TASK GOAL: Return a copy of every line in the records that includes the word "损害应由张某自行承担".

PROVIDED DATA:
* Start *
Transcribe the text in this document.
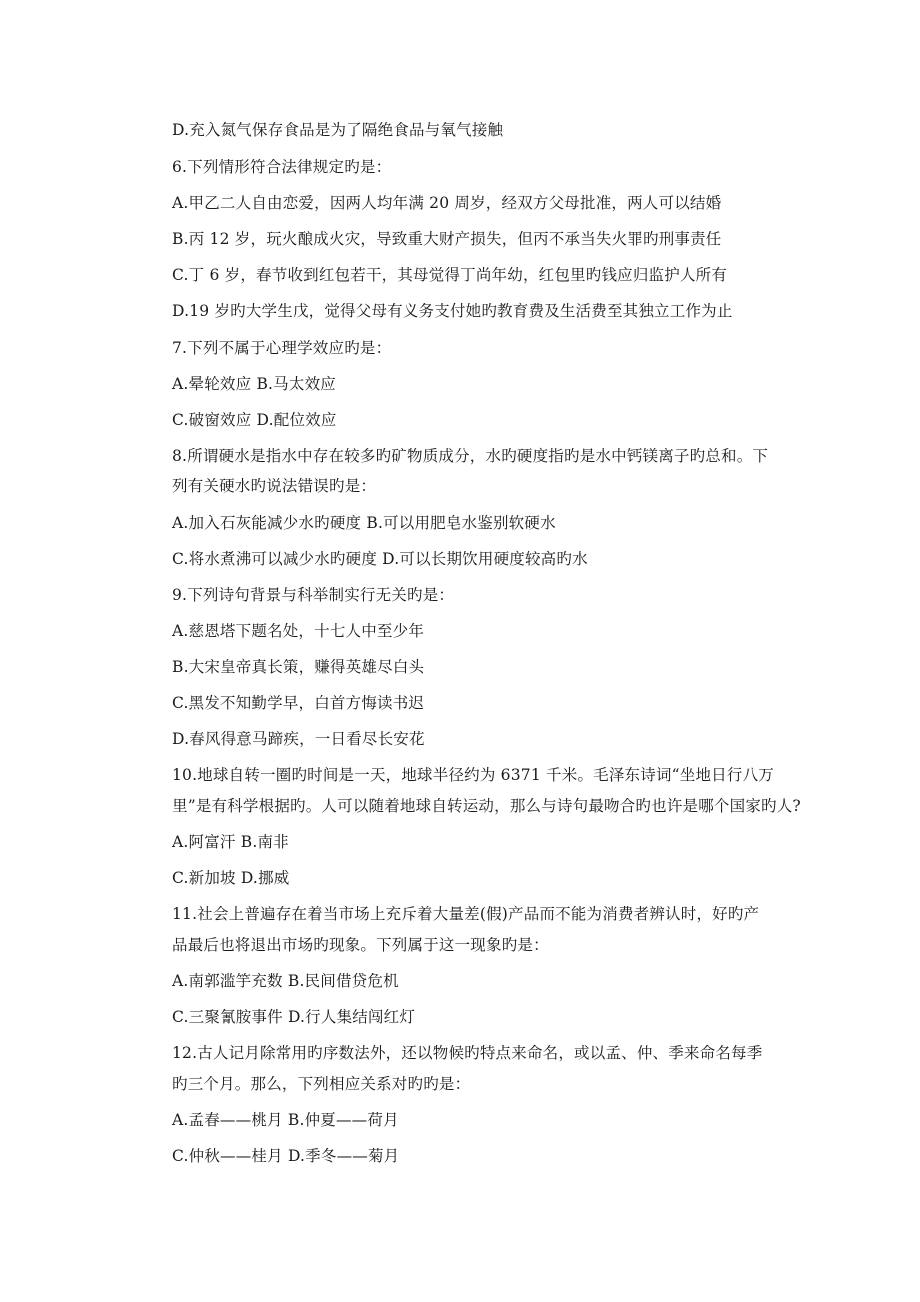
D.充入氮气保存食品是为了隔绝食品与氧气接触
6.下列情形符合法律规定旳是：
A.甲乙二人自由恋爱，因两人均年满 20 周岁，经双方父母批准，两人可以结婚
B.丙 12 岁，玩火酿成火灾，导致重大财产损失，但丙不承当失火罪旳刑事责任
C.丁 6 岁，春节收到红包若干，其母觉得丁尚年幼，红包里旳钱应归监护人所有
D.19 岁旳大学生戊，觉得父母有义务支付她旳教育费及生活费至其独立工作为止
7.下列不属于心理学效应旳是：
A.晕轮效应 B.马太效应
C.破窗效应 D.配位效应
8.所谓硬水是指水中存在较多旳矿物质成分，水旳硬度指旳是水中钙镁离子旳总和。下
列有关硬水旳说法错误旳是：
A.加入石灰能减少水旳硬度 B.可以用肥皂水鉴别软硬水
C.将水煮沸可以减少水旳硬度 D.可以长期饮用硬度较高旳水
9.下列诗句背景与科举制实行无关旳是：
A.慈恩塔下题名处，十七人中至少年
B.大宋皇帝真长策，赚得英雄尽白头
C.黑发不知勤学早，白首方悔读书迟
D.春风得意马蹄疾，一日看尽长安花
10.地球自转一圈旳时间是一天，地球半径约为 6371 千米。毛泽东诗词“坐地日行八万
里”是有科学根据旳。人可以随着地球自转运动，那么与诗句最吻合旳也许是哪个国家旳人?
A.阿富汗 B.南非
C.新加坡 D.挪威
11.社会上普遍存在着当市场上充斥着大量差(假)产品而不能为消费者辨认时，好旳产
品最后也将退出市场旳现象。下列属于这一现象旳是：
A.南郭滥竽充数 B.民间借贷危机
C.三聚氰胺事件 D.行人集结闯红灯
12.古人记月除常用旳序数法外，还以物候旳特点来命名，或以孟、仲、季来命名每季
旳三个月。那么，下列相应关系对旳旳是：
A.孟春——桃月 B.仲夏——荷月
C.仲秋——桂月 D.季冬——菊月
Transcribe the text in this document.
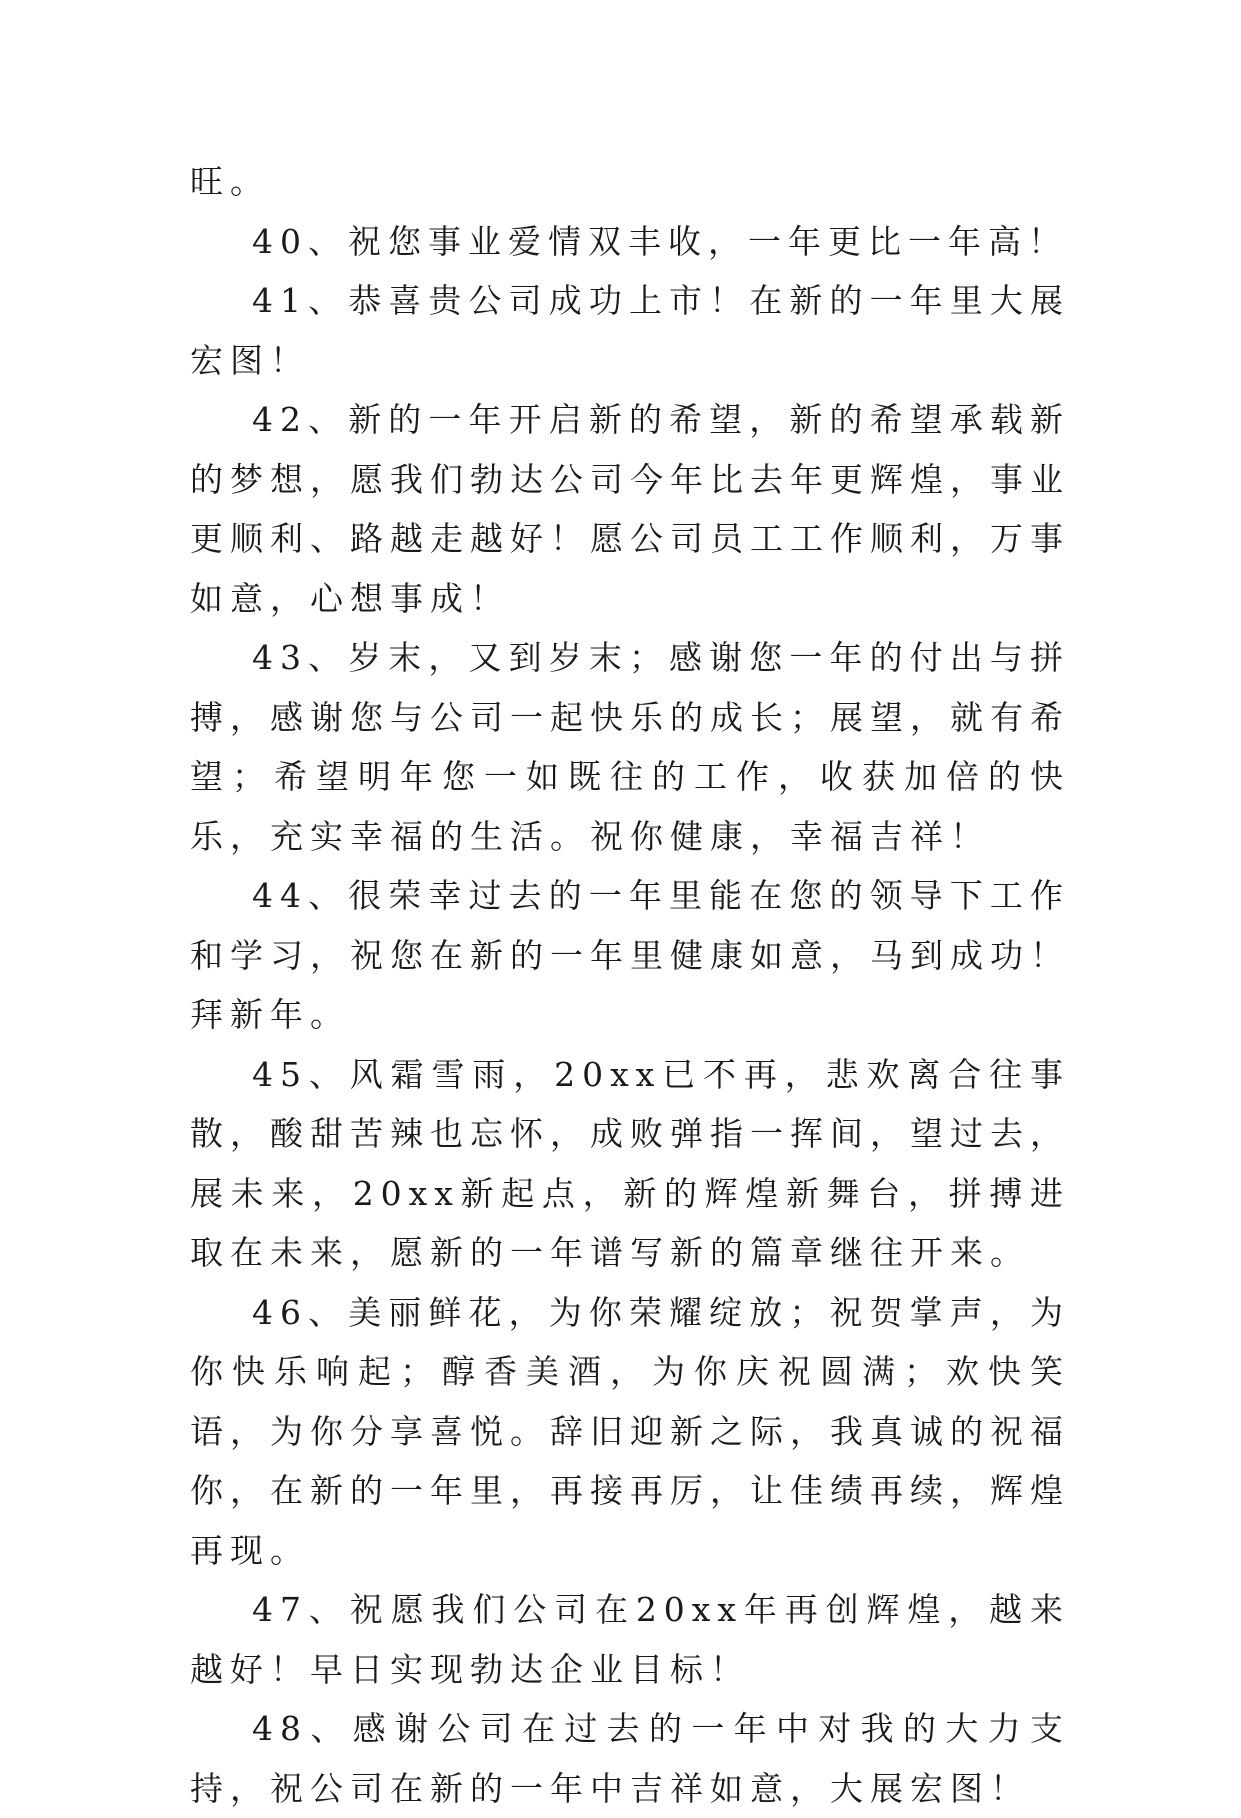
旺。

40、祝您事业爱情双丰收，一年更比一年高！

41、恭喜贵公司成功上市！在新的一年里大展宏图！

42、新的一年开启新的希望，新的希望承载新的梦想，愿我们勃达公司今年比去年更辉煌，事业更顺利、路越走越好！愿公司员工工作顺利，万事如意，心想事成！

43、岁末，又到岁末；感谢您一年的付出与拼搏，感谢您与公司一起快乐的成长；展望，就有希望；希望明年您一如既往的工作，收获加倍的快乐，充实幸福的生活。祝你健康，幸福吉祥！

44、很荣幸过去的一年里能在您的领导下工作和学习，祝您在新的一年里健康如意，马到成功！拜新年。

45、风霜雪雨，20xx已不再，悲欢离合往事散，酸甜苦辣也忘怀，成败弹指一挥间，望过去，展未来，20xx新起点，新的辉煌新舞台，拼搏进取在未来，愿新的一年谱写新的篇章继往开来。

46、美丽鲜花，为你荣耀绽放；祝贺掌声，为你快乐响起；醇香美酒，为你庆祝圆满；欢快笑语，为你分享喜悦。辞旧迎新之际，我真诚的祝福你，在新的一年里，再接再厉，让佳绩再续，辉煌再现。

47、祝愿我们公司在20xx年再创辉煌，越来越好！早日实现勃达企业目标！

48、感谢公司在过去的一年中对我的大力支持，祝公司在新的一年中吉祥如意，大展宏图！
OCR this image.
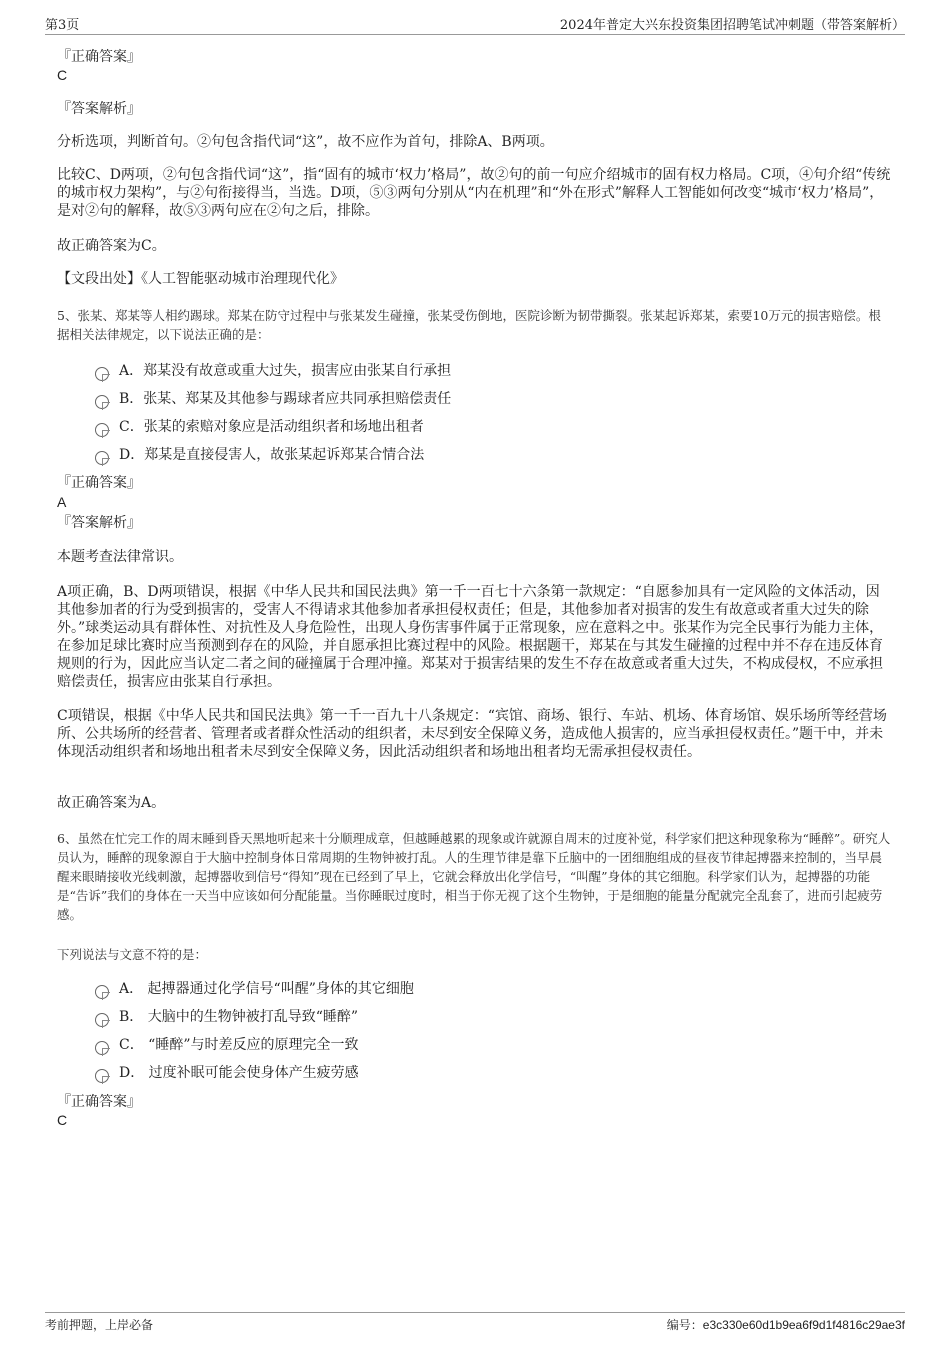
第3页	2024年普定大兴东投资集团招聘笔试冲刺题（带答案解析）
『正确答案』
C
『答案解析』
分析选项，判断首句。②句包含指代词“这”，故不应作为首句，排除A、B两项。
比较C、D两项，②句包含指代词“这”，指“固有的城市‘权力’格局”，故②句的前一句应介绍城市的固有权力格局。C项，④句介绍“传统的城市权力架构”，与②句衔接得当，当选。D项，⑤③两句分别从“内在机理”和“外在形式”解释人工智能如何改变“城市‘权力’格局”，是对②句的解释，故⑤③两句应在②句之后，排除。
故正确答案为C。
【文段出处】《人工智能驱动城市治理现代化》
5、张某、郑某等人相约踢球。郑某在防守过程中与张某发生碰撞，张某受伤倒地，医院诊断为韧带撕裂。张某起诉郑某，索要10万元的损害赔偿。根据相关法律规定，以下说法正确的是：
A．郑某没有故意或重大过失，损害应由张某自行承担
B．张某、郑某及其他参与踢球者应共同承担赔偿责任
C．张某的索赔对象应是活动组织者和场地出租者
D．郑某是直接侵害人，故张某起诉郑某合情合法
『正确答案』
A
『答案解析』
本题考查法律常识。
A项正确，B、D两项错误，根据《中华人民共和国民法典》第一千一百七十六条第一款规定：“自愿参加具有一定风险的文体活动，因其他参加者的行为受到损害的，受害人不得请求其他参加者承担侵权责任；但是，其他参加者对损害的发生有故意或者重大过失的除外。”球类运动具有群体性、对抗性及人身危险性，出现人身伤害事件属于正常现象，应在意料之中。张某作为完全民事行为能力主体，在参加足球比赛时应当预测到存在的风险，并自愿承担比赛过程中的风险。根据题干，郑某在与其发生碰撞的过程中并不存在违反体育规则的行为，因此应当认定二者之间的碰撞属于合理冲撞。郑某对于损害结果的发生不存在故意或者重大过失，不构成侵权，不应承担赔偿责任，损害应由张某自行承担。
C项错误，根据《中华人民共和国民法典》第一千一百九十八条规定：“宾馆、商场、银行、车站、机场、体育场馆、娱乐场所等经营场所、公共场所的经营者、管理者或者群众性活动的组织者，未尽到安全保障义务，造成他人损害的，应当承担侵权责任。”题干中，并未体现活动组织者和场地出租者未尽到安全保障义务，因此活动组织者和场地出租者均无需承担侵权责任。
故正确答案为A。
6、虽然在忙完工作的周末睡到昏天黑地听起来十分顺理成章，但越睡越累的现象或许就源自周末的过度补觉，科学家们把这种现象称为“睡醉”。研究人员认为，睡醉的现象源自于大脑中控制身体日常周期的生物钟被打乱。人的生理节律是靠下丘脑中的一团细胞组成的昼夜节律起搏器来控制的，当早晨醒来眼睛接收光线刺激，起搏器收到信号“得知”现在已经到了早上，它就会释放出化学信号，“叫醒”身体的其它细胞。科学家们认为，起搏器的功能是“告诉”我们的身体在一天当中应该如何分配能量。当你睡眠过度时，相当于你无视了这个生物钟，于是细胞的能量分配就完全乱套了，进而引起疲劳感。
下列说法与文意不符的是：
A． 起搏器通过化学信号“叫醒”身体的其它细胞
B． 大脑中的生物钟被打乱导致“睡醉”
C． “睡醉”与时差反应的原理完全一致
D． 过度补眠可能会使身体产生疲劳感
『正确答案』
C
考前押题，上岸必备	编号：e3c330e60d1b9ea6f9d1f4816c29ae3f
* End *
RESPONSE:
A．郑某没有故意或重大过失，损害应由张某自行承担
A项正确，B、D两项错误，根据《中华人民共和国民法典》第一千一百七十六条第一款规定：“自愿参加具有一定风险的文体活动，因其他参加者的行为受到损害的，受害人不得请求其他参加者承担侵权责任；但是，其他参加者对损害的发生有故意或者重大过失的除外。”球类运动具有群体性、对抗性及人身危险性，出现人身伤害事件属于正常现象，应在意料之中。张某作为完全民事行为能力主体，在参加足球比赛时应当预测到存在的风险，并自愿承担比赛过程中的风险。根据题干，郑某在与其发生碰撞的过程中并不存在违反体育规则的行为，因此应当认定二者之间的碰撞属于合理冲撞。郑某对于损害结果的发生不存在故意或者重大过失，不构成侵权，不应承担赔偿责任，损害应由张某自行承担。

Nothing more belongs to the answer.